(Collected data entries)
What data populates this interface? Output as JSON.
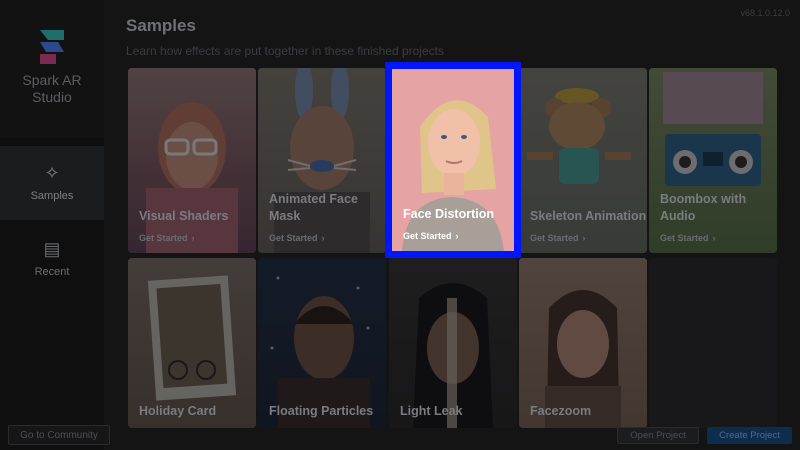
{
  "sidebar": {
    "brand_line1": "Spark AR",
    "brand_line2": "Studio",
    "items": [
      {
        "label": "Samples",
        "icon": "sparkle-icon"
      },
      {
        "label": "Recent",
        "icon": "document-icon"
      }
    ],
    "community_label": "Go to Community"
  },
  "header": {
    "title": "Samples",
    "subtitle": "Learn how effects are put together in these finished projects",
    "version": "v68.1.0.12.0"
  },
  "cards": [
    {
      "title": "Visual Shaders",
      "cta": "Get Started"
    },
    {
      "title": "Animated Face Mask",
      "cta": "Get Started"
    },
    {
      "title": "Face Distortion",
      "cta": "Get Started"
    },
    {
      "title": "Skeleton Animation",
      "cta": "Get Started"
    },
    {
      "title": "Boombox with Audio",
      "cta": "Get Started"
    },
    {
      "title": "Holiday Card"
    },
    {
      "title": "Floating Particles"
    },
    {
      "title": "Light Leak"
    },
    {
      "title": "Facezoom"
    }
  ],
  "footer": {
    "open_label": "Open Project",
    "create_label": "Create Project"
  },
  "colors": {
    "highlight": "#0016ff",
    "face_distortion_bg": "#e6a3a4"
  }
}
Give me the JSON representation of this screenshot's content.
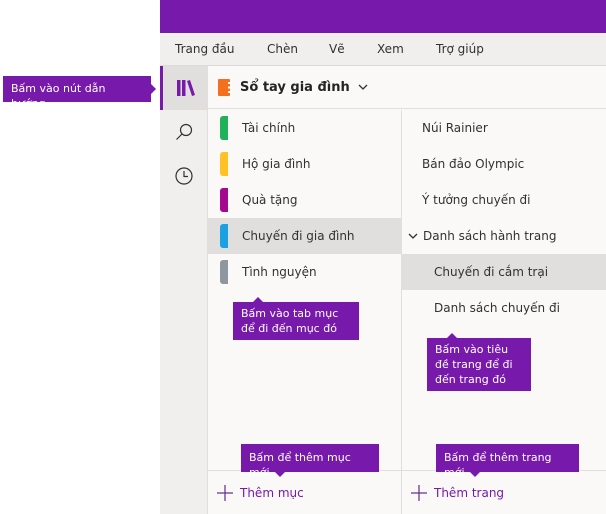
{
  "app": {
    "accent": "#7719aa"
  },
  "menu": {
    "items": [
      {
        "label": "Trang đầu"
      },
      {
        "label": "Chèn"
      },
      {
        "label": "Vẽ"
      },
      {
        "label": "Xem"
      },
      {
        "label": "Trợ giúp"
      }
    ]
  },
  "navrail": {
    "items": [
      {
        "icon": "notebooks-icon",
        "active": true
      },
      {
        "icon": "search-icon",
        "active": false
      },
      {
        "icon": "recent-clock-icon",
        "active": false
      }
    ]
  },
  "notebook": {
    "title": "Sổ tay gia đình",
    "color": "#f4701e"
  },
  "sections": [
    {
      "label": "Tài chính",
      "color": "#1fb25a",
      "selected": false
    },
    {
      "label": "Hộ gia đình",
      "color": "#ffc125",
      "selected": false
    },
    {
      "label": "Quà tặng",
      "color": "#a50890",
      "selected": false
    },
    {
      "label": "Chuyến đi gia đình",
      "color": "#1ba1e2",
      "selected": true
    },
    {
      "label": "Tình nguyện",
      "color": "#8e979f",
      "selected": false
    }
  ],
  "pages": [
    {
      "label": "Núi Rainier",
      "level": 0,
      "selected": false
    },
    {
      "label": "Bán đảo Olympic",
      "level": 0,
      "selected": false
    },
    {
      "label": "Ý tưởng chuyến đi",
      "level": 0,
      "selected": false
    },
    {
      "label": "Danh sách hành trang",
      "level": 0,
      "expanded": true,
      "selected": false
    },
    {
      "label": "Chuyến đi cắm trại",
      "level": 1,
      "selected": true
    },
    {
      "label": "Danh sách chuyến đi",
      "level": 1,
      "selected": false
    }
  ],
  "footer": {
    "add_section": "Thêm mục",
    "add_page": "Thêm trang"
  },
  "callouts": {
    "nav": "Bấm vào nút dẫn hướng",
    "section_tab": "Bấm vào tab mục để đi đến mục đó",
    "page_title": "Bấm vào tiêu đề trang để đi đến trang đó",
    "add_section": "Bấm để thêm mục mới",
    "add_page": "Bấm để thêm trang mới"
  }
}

- **Directions**:
Repeat the preceding records precisely, and leave every picture out of the copy.

- **Written solution**:
What data populates this interface? Output as JSON.
{
  "sidebar": {
    "brand_line1": "Spark AR",
    "brand_line2": "Studio",
    "items": [
      {
        "label": "Samples",
        "icon": "sparkle-icon"
      },
      {
        "label": "Recent",
        "icon": "document-icon"
      }
    ],
    "community_label": "Go to Community"
  },
  "header": {
    "title": "Samples",
    "subtitle": "Learn how effects are put together in these finished projects",
    "version": "v68.1.0.12.0"
  },
  "cards": [
    {
      "title": "Visual Shaders",
      "cta": "Get Started"
    },
    {
      "title": "Animated Face Mask",
      "cta": "Get Started"
    },
    {
      "title": "Face Distortion",
      "cta": "Get Started"
    },
    {
      "title": "Skeleton Animation",
      "cta": "Get Started"
    },
    {
      "title": "Boombox with Audio",
      "cta": "Get Started"
    },
    {
      "title": "Holiday Card"
    },
    {
      "title": "Floating Particles"
    },
    {
      "title": "Light Leak"
    },
    {
      "title": "Facezoom"
    }
  ],
  "footer": {
    "open_label": "Open Project",
    "create_label": "Create Project"
  },
  "colors": {
    "highlight": "#0016ff",
    "face_distortion_bg": "#e6a3a4"
  }
}
Give me the JSON representation of this screenshot's content.
{
  "app": {
    "accent": "#7719aa"
  },
  "menu": {
    "items": [
      {
        "label": "Trang đầu"
      },
      {
        "label": "Chèn"
      },
      {
        "label": "Vẽ"
      },
      {
        "label": "Xem"
      },
      {
        "label": "Trợ giúp"
      }
    ]
  },
  "navrail": {
    "items": [
      {
        "icon": "notebooks-icon",
        "active": true
      },
      {
        "icon": "search-icon",
        "active": false
      },
      {
        "icon": "recent-clock-icon",
        "active": false
      }
    ]
  },
  "notebook": {
    "title": "Sổ tay gia đình",
    "color": "#f4701e"
  },
  "sections": [
    {
      "label": "Tài chính",
      "color": "#1fb25a",
      "selected": false
    },
    {
      "label": "Hộ gia đình",
      "color": "#ffc125",
      "selected": false
    },
    {
      "label": "Quà tặng",
      "color": "#a50890",
      "selected": false
    },
    {
      "label": "Chuyến đi gia đình",
      "color": "#1ba1e2",
      "selected": true
    },
    {
      "label": "Tình nguyện",
      "color": "#8e979f",
      "selected": false
    }
  ],
  "pages": [
    {
      "label": "Núi Rainier",
      "level": 0,
      "selected": false
    },
    {
      "label": "Bán đảo Olympic",
      "level": 0,
      "selected": false
    },
    {
      "label": "Ý tưởng chuyến đi",
      "level": 0,
      "selected": false
    },
    {
      "label": "Danh sách hành trang",
      "level": 0,
      "expanded": true,
      "selected": false
    },
    {
      "label": "Chuyến đi cắm trại",
      "level": 1,
      "selected": true
    },
    {
      "label": "Danh sách chuyến đi",
      "level": 1,
      "selected": false
    }
  ],
  "footer": {
    "add_section": "Thêm mục",
    "add_page": "Thêm trang"
  },
  "callouts": {
    "nav": "Bấm vào nút dẫn hướng",
    "section_tab": "Bấm vào tab mục để đi đến mục đó",
    "page_title": "Bấm vào tiêu đề trang để đi đến trang đó",
    "add_section": "Bấm để thêm mục mới",
    "add_page": "Bấm để thêm trang mới"
  }
}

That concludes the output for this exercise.